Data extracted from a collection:
** BEGIN **
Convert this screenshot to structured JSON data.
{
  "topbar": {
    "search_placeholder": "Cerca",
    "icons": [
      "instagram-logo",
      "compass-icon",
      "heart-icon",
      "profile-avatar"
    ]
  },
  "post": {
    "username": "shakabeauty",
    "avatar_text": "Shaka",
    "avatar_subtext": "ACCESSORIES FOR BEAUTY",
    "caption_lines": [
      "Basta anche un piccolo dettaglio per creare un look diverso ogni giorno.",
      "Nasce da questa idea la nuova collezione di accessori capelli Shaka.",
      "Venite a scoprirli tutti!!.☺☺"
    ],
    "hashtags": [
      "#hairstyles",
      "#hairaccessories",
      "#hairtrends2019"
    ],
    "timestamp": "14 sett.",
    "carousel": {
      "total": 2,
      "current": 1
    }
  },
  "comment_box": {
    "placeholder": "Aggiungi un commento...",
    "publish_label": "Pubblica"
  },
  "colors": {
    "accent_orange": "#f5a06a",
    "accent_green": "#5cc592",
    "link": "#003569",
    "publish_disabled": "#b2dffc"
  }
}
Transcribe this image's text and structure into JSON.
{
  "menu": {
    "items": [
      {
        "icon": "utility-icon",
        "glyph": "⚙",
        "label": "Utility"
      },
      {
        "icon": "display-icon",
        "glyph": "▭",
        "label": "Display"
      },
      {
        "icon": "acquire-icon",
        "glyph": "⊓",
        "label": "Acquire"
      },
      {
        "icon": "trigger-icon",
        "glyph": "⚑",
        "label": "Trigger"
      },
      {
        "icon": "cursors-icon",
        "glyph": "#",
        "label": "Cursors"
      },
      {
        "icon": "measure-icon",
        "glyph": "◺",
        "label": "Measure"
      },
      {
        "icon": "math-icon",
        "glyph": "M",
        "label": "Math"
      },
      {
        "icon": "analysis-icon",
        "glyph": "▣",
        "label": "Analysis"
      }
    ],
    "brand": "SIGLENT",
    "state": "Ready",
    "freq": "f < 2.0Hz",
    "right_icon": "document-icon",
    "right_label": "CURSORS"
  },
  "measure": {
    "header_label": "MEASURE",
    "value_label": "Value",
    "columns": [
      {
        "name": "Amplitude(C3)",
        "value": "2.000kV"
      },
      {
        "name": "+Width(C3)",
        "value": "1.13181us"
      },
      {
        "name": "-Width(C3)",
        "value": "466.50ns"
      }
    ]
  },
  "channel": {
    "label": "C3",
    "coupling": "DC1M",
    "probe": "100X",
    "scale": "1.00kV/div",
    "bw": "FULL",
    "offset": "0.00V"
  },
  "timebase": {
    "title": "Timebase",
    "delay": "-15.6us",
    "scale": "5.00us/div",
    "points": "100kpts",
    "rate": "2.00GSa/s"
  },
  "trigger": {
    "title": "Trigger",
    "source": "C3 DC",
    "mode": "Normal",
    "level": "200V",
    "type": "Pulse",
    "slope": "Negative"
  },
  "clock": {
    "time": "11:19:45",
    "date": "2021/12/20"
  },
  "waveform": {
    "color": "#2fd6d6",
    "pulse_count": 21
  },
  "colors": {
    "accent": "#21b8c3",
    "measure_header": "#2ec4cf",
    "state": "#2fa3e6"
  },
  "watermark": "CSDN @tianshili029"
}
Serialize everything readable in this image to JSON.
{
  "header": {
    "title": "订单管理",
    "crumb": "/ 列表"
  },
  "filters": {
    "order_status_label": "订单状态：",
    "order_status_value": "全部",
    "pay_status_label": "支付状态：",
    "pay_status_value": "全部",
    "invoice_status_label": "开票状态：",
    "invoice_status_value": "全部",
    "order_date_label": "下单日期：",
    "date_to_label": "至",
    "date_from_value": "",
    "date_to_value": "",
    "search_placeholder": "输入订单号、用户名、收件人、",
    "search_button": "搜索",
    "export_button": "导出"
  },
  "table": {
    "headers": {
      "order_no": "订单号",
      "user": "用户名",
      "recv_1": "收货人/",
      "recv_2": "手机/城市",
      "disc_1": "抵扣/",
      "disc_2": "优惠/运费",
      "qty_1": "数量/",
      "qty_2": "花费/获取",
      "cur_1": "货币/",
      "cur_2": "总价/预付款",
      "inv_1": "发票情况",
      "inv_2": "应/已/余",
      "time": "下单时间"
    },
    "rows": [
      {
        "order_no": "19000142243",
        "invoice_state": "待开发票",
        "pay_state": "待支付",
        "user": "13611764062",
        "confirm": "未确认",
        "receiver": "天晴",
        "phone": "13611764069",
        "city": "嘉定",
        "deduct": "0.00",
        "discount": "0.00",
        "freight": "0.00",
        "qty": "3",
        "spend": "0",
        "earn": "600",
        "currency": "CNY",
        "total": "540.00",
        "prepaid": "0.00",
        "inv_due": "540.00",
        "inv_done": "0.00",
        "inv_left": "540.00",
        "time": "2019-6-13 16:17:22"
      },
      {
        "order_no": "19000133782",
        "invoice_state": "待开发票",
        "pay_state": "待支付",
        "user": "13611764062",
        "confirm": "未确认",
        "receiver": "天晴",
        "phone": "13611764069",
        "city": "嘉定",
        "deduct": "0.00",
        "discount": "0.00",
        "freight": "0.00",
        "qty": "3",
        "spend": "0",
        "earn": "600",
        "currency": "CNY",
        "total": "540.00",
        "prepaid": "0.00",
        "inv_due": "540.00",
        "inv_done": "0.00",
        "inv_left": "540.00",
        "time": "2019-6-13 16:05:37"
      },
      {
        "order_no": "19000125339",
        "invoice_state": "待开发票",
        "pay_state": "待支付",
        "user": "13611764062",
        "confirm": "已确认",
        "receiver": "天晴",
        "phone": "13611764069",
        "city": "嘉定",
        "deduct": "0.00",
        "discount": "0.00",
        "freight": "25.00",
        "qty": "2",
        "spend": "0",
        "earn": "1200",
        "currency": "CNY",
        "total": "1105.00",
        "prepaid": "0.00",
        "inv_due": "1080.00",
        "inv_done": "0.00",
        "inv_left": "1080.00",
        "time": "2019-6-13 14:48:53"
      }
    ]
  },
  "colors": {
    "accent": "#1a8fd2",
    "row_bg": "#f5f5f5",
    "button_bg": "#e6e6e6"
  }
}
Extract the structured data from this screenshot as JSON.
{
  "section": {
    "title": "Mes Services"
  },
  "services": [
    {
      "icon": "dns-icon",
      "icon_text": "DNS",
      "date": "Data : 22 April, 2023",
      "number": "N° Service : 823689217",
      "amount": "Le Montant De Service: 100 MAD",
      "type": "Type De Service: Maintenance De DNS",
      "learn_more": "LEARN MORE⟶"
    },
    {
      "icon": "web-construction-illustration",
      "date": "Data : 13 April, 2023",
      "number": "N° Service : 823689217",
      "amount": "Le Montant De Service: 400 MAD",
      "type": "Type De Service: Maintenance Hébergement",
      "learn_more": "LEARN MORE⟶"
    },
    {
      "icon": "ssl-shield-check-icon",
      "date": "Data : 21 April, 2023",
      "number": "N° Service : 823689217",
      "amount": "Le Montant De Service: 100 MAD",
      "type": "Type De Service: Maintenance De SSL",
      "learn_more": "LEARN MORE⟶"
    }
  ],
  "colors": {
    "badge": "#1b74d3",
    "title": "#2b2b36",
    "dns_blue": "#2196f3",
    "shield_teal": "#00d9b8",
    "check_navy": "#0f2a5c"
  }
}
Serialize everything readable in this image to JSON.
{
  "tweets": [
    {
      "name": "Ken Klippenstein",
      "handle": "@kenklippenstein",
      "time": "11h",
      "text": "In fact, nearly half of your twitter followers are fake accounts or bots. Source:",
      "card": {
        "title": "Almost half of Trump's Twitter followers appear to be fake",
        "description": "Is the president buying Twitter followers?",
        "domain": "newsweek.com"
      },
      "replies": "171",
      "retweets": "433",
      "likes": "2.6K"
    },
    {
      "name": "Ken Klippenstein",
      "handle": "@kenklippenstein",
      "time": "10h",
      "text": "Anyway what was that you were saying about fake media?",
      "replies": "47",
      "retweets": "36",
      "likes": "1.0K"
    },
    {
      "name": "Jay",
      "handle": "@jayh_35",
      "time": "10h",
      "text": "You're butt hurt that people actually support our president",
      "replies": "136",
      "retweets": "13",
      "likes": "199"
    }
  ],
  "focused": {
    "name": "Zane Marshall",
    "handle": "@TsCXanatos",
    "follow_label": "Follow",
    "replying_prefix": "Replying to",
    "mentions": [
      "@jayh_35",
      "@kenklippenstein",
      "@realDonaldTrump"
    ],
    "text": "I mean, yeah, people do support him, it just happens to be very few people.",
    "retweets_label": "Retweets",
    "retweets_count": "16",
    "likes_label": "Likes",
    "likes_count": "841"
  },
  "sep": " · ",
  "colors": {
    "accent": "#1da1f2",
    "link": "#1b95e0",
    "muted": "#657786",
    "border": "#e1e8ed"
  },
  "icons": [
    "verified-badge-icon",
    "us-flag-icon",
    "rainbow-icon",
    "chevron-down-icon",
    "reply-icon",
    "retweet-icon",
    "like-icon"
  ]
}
** END **
TASK STATEMENT => Check each line of the records for the word "president" and extract those that contain it.

TASK OUTPUT =>
        "description": "Is the president buying Twitter followers?",
      "text": "You're butt hurt that people actually support our president",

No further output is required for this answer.